* [Source text]
** START **

Bylaws

Bylaws of the

V I A I U R I S

Civic Association


Section 1

Basic Provisions


(1) The name of the civic association in its Slovak version shall be „VIA IURIS – CENTRUM PRE PRÁVA OBČANA“, abbreviated as „VIA IURIS“. The name in the English version shall be „VIA IURIS – CENTER FOR PUBLIC ADVOCACY“, abbreviated as „VIA IURIS“.

(2) The VIA IURIS civic association (the “Association”) shall have its registered office at the address Radničné námestie č. 9, 902 01 Pezinok. The Association may set up its regional offices as needed.

(3) The Association is a voluntary organisation with legal personality associating citizens pursuing objectives set forth in Section 2.


Section 2

Objectives and Activities of the Association


(1) The objective of the Association shall be to protect human rights, to facilitate democracy, the rule of law and the civic society, to improve the citizens´ quality of life, to protect the environment. In order to reach these objectives, the Association shall support participation of citizens in decision-making on public issues and their broad access to justice.

** END **

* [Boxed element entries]
** START **

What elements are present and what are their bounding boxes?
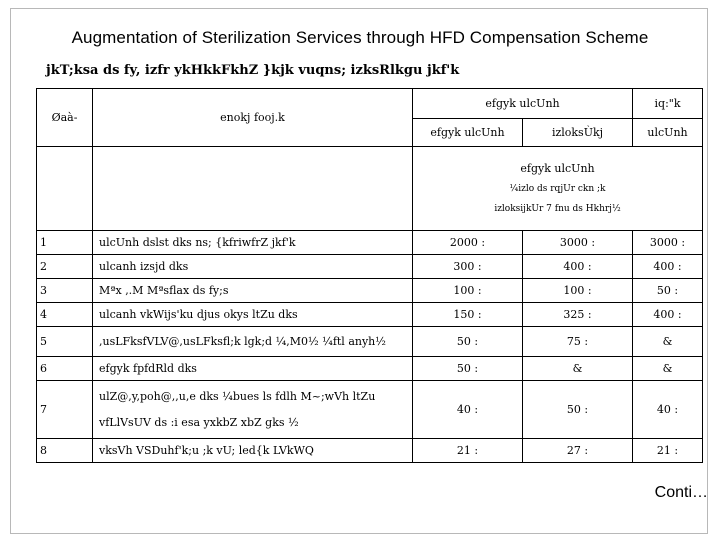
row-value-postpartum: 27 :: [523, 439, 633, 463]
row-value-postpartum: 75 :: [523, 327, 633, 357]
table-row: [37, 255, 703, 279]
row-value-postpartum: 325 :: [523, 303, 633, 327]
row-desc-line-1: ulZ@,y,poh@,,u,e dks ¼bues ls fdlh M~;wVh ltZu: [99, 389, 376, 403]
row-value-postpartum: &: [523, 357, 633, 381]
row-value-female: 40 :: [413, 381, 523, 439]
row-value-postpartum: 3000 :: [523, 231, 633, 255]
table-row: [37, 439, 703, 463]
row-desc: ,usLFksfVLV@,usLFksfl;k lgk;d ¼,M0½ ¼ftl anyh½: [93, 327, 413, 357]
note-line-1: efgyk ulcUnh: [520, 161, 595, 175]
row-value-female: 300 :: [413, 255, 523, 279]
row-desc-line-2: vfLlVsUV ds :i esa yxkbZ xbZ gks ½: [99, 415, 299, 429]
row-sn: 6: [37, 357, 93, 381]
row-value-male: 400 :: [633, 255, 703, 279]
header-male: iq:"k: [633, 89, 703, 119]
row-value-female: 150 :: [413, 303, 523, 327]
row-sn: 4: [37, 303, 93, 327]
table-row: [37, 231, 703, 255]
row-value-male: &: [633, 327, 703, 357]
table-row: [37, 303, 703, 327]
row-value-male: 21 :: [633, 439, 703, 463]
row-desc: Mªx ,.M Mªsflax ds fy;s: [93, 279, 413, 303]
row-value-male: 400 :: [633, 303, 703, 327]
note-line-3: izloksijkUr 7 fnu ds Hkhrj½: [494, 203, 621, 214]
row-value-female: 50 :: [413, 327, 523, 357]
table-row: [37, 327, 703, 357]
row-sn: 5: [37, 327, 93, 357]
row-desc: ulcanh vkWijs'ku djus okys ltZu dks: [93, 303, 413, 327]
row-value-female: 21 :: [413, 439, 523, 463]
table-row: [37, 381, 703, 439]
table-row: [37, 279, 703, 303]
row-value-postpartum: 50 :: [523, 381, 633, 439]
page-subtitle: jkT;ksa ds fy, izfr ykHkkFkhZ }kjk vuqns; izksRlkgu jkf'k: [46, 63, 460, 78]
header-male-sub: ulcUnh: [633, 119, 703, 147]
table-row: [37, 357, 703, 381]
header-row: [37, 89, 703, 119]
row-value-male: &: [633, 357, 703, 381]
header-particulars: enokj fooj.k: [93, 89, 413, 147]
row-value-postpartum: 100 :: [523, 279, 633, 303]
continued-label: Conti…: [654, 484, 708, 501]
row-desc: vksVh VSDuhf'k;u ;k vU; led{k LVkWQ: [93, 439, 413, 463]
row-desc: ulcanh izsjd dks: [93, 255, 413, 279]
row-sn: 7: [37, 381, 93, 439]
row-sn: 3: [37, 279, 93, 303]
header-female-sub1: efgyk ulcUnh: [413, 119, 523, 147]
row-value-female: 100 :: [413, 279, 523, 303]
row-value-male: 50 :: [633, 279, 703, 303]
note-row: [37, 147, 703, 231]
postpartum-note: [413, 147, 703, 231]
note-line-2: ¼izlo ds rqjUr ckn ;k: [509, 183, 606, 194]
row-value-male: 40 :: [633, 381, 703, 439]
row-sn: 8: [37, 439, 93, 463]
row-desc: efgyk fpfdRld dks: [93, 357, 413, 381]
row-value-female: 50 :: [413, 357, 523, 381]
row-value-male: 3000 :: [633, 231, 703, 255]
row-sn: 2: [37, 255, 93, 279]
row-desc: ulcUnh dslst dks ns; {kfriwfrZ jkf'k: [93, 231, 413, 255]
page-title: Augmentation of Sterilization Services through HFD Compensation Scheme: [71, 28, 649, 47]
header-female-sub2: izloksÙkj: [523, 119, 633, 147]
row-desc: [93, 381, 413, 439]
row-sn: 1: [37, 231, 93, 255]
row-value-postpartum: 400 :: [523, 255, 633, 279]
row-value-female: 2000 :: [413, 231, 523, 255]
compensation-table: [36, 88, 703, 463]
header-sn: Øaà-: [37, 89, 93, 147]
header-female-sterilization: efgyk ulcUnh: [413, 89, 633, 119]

** END **

* [Task set]
(A) Say whether each statement agrees with the VIA IURIS bylaws, answering yes or no and quoting the deciding words of the bylaws: (i) The Association's registered office is in Pezinok. (ii) The abbreviated name differs between the Slovak and English versions. (iii) Protecting the environment is one of the Association's objectives.
(B) Retype the passage of the VIA IURIS bylaws that begins at the words "(2) The VIA" and stops after "access to justice.".

* [Solutions to the exercise]
(A)
(i) Yes: "shall have its registered office at the address Radničné námestie č. 9, 902 01 Pezinok"
(ii) No: "The name in the English version shall be „VIA IURIS – CENTER FOR PUBLIC ADVOCACY“, abbreviated as „VIA IURIS“."
(iii) Yes: "to protect the environment"

(B)
(2) The VIA IURIS civic association (the “Association”) shall have its registered office at the address Radničné námestie č. 9, 902 01 Pezinok. The Association may set up its regional offices as needed.

(3) The Association is a voluntary organisation with legal personality associating citizens pursuing objectives set forth in Section 2.


Section 2

Objectives and Activities of the Association


(1) The objective of the Association shall be to protect human rights, to facilitate democracy, the rule of law and the civic society, to improve the citizens´ quality of life, to protect the environment. In order to reach these objectives, the Association shall support participation of citizens in decision-making on public issues and their broad access to justice.